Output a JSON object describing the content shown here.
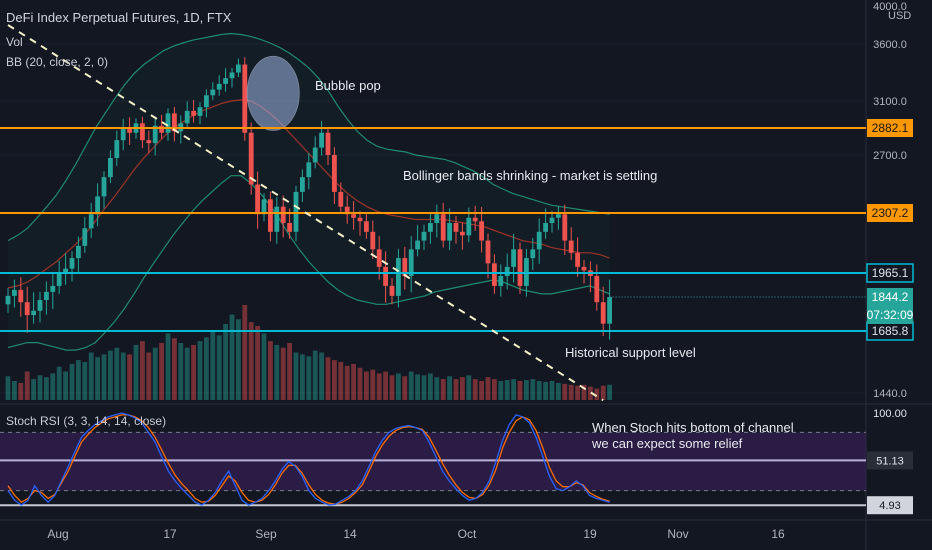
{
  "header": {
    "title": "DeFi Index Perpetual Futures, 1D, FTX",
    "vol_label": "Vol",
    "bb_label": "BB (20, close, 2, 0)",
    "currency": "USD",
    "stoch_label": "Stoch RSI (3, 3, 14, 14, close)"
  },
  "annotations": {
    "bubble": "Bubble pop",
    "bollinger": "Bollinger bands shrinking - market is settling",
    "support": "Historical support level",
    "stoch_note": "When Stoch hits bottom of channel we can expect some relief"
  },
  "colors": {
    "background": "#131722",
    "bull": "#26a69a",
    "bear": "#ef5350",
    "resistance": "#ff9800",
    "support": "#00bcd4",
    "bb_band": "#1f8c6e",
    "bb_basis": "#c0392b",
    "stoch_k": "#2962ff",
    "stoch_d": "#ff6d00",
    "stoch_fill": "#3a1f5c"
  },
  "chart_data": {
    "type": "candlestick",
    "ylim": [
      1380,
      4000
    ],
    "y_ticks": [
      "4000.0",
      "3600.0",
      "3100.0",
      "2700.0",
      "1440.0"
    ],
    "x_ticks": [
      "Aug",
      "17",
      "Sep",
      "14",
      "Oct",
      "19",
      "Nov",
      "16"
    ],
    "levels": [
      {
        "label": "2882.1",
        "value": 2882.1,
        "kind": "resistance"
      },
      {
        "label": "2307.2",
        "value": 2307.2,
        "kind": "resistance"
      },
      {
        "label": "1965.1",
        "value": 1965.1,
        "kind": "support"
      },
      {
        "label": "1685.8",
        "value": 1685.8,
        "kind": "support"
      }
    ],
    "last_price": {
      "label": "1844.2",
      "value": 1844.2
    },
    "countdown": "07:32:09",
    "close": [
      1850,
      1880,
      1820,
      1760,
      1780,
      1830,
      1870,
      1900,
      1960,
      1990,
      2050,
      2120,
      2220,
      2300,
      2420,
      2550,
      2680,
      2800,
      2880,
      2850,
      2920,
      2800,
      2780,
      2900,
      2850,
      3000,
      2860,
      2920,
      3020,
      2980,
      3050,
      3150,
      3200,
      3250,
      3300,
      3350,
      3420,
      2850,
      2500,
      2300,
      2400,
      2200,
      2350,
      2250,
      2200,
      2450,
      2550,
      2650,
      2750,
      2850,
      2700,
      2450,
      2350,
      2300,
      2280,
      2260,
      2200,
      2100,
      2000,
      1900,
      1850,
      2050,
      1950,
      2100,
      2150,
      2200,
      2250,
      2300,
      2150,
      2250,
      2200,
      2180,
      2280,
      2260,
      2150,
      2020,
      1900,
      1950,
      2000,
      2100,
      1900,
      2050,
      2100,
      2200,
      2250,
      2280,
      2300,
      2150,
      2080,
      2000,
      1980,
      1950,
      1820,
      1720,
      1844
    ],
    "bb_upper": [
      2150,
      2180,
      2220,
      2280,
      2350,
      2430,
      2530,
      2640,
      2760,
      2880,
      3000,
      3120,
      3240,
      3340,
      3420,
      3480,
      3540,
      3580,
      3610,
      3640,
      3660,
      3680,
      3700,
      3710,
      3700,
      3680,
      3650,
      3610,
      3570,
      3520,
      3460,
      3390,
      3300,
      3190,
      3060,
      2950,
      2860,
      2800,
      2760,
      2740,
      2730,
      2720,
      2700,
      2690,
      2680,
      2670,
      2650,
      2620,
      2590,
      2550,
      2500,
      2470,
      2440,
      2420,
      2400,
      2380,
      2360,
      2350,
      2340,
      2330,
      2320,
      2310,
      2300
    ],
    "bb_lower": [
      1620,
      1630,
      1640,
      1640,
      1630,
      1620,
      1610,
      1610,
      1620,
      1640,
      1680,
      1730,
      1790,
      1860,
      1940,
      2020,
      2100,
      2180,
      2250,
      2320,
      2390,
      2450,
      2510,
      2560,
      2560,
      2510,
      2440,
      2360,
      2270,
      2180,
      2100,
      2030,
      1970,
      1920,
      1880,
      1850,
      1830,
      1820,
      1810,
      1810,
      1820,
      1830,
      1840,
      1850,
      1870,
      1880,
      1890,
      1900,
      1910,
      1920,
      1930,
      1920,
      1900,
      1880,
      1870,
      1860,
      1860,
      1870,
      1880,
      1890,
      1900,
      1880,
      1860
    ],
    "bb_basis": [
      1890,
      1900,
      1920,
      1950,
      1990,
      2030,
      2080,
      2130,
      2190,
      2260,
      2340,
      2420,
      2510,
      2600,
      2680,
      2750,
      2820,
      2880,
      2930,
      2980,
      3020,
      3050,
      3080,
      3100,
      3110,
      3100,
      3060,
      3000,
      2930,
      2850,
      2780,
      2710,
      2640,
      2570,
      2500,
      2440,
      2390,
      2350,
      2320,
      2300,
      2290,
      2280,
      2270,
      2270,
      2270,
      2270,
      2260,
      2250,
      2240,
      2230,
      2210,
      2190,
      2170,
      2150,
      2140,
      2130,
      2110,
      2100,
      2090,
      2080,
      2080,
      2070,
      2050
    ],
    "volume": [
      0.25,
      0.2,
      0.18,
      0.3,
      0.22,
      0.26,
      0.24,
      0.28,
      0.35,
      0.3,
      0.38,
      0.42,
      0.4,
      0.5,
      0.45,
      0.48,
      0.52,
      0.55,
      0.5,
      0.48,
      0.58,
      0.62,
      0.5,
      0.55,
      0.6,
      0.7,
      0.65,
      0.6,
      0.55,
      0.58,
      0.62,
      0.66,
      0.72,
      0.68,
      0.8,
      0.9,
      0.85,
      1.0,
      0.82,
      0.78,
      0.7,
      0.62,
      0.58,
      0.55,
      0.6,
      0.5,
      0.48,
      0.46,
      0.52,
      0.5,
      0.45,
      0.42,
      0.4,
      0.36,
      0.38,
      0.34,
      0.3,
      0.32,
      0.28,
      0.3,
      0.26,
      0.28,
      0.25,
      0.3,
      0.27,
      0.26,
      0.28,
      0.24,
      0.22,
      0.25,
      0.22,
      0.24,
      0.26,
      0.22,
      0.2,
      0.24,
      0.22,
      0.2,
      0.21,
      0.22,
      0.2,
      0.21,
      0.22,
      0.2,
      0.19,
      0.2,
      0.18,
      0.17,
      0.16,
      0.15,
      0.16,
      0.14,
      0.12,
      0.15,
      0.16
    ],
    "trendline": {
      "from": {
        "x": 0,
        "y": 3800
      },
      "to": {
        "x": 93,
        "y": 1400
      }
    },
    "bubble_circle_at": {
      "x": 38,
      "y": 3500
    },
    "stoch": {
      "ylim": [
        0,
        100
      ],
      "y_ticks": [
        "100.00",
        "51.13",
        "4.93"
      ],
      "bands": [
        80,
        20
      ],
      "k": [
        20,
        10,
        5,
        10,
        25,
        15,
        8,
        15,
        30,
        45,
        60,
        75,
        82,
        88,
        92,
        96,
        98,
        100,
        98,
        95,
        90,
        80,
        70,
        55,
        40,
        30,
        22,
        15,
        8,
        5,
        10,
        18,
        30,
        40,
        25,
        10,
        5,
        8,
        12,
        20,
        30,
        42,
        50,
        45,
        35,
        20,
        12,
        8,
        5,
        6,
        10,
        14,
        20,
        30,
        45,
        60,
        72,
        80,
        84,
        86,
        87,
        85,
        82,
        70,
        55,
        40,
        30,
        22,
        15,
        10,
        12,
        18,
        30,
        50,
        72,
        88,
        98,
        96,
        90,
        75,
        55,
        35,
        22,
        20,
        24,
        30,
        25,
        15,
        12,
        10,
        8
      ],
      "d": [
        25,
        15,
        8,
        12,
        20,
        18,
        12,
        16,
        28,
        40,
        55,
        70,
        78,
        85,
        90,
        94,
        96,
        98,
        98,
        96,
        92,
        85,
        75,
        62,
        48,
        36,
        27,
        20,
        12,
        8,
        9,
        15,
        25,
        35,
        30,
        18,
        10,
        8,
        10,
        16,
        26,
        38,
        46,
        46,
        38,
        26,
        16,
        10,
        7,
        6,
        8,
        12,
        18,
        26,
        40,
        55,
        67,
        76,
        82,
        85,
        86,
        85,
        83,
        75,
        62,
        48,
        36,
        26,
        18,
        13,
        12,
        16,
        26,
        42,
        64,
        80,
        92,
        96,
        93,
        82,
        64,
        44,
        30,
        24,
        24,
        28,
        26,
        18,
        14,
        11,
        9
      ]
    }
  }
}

--

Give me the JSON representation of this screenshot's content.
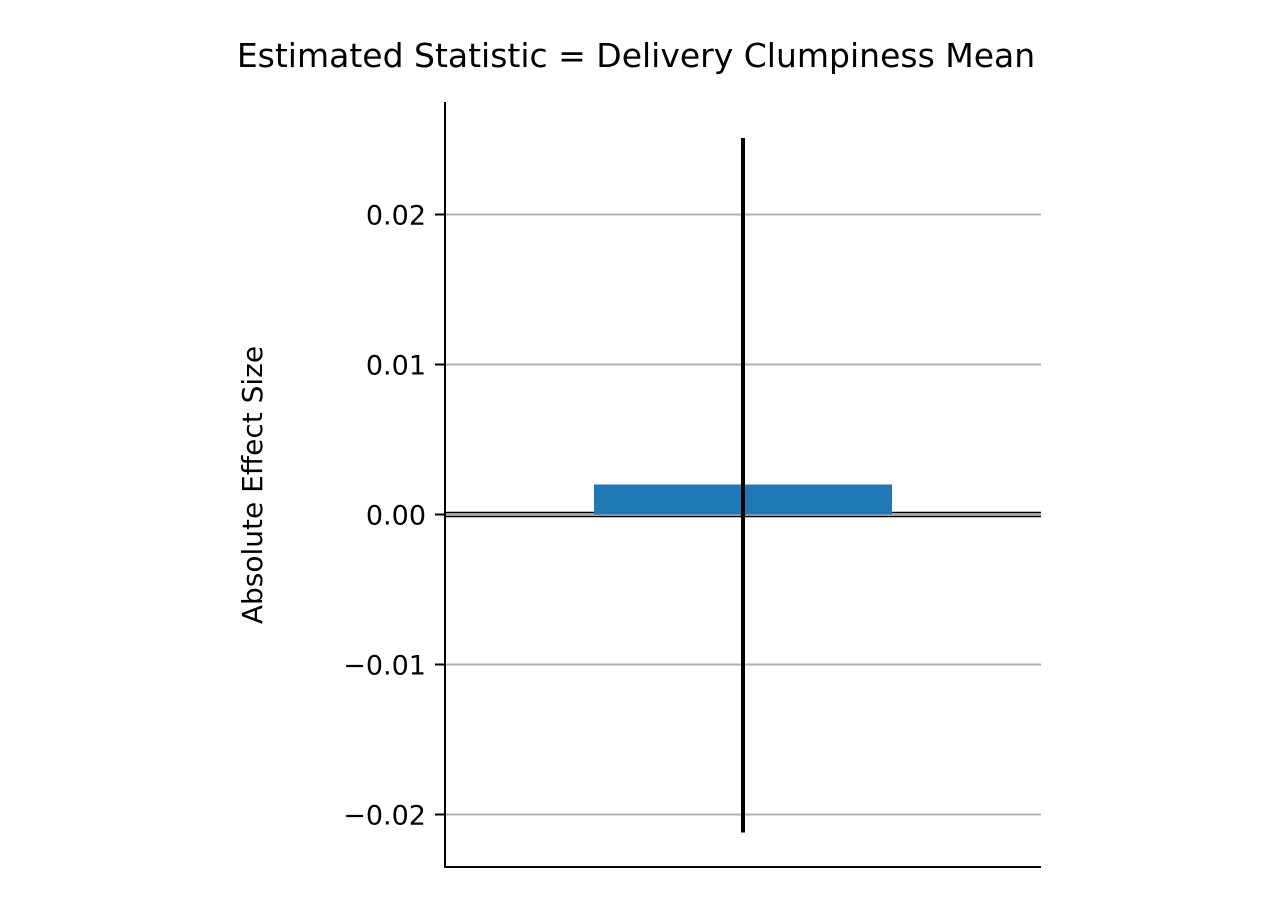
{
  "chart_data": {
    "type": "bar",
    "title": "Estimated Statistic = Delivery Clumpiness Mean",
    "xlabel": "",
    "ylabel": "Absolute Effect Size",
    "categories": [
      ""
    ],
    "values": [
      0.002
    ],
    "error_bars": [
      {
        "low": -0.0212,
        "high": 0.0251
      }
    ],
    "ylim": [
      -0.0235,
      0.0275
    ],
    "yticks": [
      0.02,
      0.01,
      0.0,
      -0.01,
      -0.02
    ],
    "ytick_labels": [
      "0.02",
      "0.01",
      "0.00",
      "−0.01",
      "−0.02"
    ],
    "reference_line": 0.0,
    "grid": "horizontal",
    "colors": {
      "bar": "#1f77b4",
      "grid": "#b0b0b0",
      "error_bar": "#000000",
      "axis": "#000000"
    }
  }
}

| TASK INSTRUCTIONS |
In the listing above, find the lines holding the word "content" and copy them.

| IN RESPONSE |
Output a JSON object describing the content shown here.
Give me the JSON representation of this screenshot's content.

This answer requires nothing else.